- **Goal**
Pick out each line of the records that includes the string "งเสร", and copy it.

- **Records to use**
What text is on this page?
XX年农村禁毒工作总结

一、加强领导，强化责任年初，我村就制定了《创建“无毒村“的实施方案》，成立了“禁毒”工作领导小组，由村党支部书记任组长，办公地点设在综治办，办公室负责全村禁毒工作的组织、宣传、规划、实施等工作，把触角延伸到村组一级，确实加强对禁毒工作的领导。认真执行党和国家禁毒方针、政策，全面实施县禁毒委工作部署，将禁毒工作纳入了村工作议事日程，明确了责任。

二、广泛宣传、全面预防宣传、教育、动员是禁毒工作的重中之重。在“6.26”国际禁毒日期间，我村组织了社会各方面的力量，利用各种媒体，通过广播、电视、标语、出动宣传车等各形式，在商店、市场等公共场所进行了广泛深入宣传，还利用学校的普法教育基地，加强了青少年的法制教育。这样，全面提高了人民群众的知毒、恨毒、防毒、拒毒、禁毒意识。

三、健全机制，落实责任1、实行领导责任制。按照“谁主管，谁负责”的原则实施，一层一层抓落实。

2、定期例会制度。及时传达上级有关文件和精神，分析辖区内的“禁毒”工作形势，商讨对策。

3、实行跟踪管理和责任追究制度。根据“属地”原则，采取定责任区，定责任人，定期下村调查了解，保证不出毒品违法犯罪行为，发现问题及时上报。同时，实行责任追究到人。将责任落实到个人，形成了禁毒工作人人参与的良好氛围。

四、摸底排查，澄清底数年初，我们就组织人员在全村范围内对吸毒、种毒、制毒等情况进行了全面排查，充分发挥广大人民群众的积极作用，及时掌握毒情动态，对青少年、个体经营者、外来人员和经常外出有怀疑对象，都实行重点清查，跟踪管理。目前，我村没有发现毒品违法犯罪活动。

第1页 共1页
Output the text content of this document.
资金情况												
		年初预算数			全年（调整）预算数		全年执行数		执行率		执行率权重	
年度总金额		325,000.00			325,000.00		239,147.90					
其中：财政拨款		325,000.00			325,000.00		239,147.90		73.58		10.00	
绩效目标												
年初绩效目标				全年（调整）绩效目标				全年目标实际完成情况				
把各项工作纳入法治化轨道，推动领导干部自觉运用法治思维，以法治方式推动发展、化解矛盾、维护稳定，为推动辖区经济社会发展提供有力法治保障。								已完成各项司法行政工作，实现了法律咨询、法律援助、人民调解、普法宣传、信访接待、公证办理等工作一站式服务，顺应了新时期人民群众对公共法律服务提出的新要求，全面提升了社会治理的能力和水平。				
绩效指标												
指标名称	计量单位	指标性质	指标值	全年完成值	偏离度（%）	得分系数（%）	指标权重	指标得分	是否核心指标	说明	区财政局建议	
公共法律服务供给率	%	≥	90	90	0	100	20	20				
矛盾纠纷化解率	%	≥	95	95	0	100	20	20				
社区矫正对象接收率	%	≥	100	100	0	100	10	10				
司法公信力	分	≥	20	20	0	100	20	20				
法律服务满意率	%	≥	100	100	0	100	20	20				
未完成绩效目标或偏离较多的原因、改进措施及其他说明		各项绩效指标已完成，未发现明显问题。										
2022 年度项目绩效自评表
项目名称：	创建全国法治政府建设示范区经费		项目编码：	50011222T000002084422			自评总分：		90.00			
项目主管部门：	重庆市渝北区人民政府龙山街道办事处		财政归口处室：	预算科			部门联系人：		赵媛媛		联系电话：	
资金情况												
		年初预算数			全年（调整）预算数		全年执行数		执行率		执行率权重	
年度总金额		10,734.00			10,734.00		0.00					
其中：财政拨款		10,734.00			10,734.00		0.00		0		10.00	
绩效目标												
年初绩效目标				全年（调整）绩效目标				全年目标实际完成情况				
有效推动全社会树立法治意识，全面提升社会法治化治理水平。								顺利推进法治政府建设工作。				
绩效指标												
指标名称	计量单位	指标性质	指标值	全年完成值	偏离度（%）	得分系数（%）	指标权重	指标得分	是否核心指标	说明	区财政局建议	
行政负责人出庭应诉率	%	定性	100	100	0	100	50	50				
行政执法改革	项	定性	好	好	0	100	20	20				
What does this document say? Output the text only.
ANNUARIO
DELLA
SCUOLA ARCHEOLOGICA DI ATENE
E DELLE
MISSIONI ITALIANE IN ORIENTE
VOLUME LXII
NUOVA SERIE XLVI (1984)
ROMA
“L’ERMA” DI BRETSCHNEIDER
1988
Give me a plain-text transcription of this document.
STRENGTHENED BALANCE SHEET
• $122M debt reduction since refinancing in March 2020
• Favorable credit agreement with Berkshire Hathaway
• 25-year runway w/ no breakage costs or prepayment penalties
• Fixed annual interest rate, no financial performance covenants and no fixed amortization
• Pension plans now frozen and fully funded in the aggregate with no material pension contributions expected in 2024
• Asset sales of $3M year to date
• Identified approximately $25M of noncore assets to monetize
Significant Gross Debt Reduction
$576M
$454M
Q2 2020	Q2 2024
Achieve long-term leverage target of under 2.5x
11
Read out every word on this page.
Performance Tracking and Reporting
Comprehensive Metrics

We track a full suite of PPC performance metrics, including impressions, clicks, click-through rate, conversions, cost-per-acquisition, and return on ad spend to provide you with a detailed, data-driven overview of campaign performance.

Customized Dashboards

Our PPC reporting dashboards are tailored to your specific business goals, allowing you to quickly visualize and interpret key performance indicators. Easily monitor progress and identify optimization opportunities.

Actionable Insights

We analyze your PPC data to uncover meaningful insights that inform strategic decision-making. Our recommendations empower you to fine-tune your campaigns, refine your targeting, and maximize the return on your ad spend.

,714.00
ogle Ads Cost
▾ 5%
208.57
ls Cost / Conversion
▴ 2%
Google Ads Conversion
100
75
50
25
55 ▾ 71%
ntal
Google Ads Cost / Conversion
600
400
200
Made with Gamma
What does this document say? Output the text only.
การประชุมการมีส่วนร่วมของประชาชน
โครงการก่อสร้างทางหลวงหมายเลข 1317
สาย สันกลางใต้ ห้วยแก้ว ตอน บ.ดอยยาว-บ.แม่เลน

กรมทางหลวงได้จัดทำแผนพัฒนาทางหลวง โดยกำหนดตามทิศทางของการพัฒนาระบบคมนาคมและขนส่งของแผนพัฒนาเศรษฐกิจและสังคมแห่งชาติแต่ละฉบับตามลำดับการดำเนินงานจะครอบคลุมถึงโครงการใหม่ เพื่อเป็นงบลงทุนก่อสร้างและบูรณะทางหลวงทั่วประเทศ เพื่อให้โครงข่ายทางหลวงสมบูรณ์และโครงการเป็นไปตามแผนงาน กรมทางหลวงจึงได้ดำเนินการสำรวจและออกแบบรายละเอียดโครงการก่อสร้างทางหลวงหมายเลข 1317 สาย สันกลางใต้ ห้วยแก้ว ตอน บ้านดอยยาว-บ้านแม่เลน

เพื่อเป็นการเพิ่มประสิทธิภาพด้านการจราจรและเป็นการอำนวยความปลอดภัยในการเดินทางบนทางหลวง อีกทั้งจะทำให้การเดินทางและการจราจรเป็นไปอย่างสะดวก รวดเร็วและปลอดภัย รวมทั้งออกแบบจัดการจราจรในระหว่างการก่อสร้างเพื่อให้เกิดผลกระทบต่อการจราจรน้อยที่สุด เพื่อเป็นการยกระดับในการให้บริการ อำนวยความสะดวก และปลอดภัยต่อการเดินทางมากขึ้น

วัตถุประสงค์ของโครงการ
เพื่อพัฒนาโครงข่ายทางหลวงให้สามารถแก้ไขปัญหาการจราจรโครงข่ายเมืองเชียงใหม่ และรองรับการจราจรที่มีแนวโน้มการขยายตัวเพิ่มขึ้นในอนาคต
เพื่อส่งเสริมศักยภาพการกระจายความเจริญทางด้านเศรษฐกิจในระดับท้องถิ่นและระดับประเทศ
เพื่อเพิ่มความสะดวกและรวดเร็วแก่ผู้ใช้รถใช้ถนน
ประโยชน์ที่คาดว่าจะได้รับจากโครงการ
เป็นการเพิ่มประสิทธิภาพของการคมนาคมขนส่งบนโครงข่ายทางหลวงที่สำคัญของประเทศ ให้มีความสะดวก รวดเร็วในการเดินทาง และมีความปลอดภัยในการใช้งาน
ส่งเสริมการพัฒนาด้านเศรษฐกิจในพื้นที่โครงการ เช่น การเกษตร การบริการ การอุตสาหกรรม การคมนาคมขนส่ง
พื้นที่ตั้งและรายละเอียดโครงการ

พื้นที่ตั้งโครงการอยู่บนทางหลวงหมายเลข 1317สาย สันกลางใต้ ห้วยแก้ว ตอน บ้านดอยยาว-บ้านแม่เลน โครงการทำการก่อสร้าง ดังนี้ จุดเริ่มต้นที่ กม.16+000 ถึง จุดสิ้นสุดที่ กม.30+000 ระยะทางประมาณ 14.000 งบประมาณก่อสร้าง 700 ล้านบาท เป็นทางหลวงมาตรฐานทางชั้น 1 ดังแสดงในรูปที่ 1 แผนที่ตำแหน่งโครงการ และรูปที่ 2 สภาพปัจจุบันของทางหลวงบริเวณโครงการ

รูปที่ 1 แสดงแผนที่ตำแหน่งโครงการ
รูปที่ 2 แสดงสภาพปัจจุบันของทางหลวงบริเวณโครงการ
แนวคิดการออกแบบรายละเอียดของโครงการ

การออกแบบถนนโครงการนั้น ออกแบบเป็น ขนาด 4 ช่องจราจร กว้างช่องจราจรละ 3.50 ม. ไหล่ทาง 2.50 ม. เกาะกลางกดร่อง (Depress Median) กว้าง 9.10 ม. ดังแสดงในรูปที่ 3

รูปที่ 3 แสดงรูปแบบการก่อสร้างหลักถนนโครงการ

- **The output**
เพื่อส่งเสริมศักยภาพการกระจายความเจริญทางด้านเศรษฐกิจในระดับท้องถิ่นและระดับประเทศ
ส่งเสริมการพัฒนาด้านเศรษฐกิจในพื้นที่โครงการ เช่น การเกษตร การบริการ การอุตสาหกรรม การคมนาคมขนส่ง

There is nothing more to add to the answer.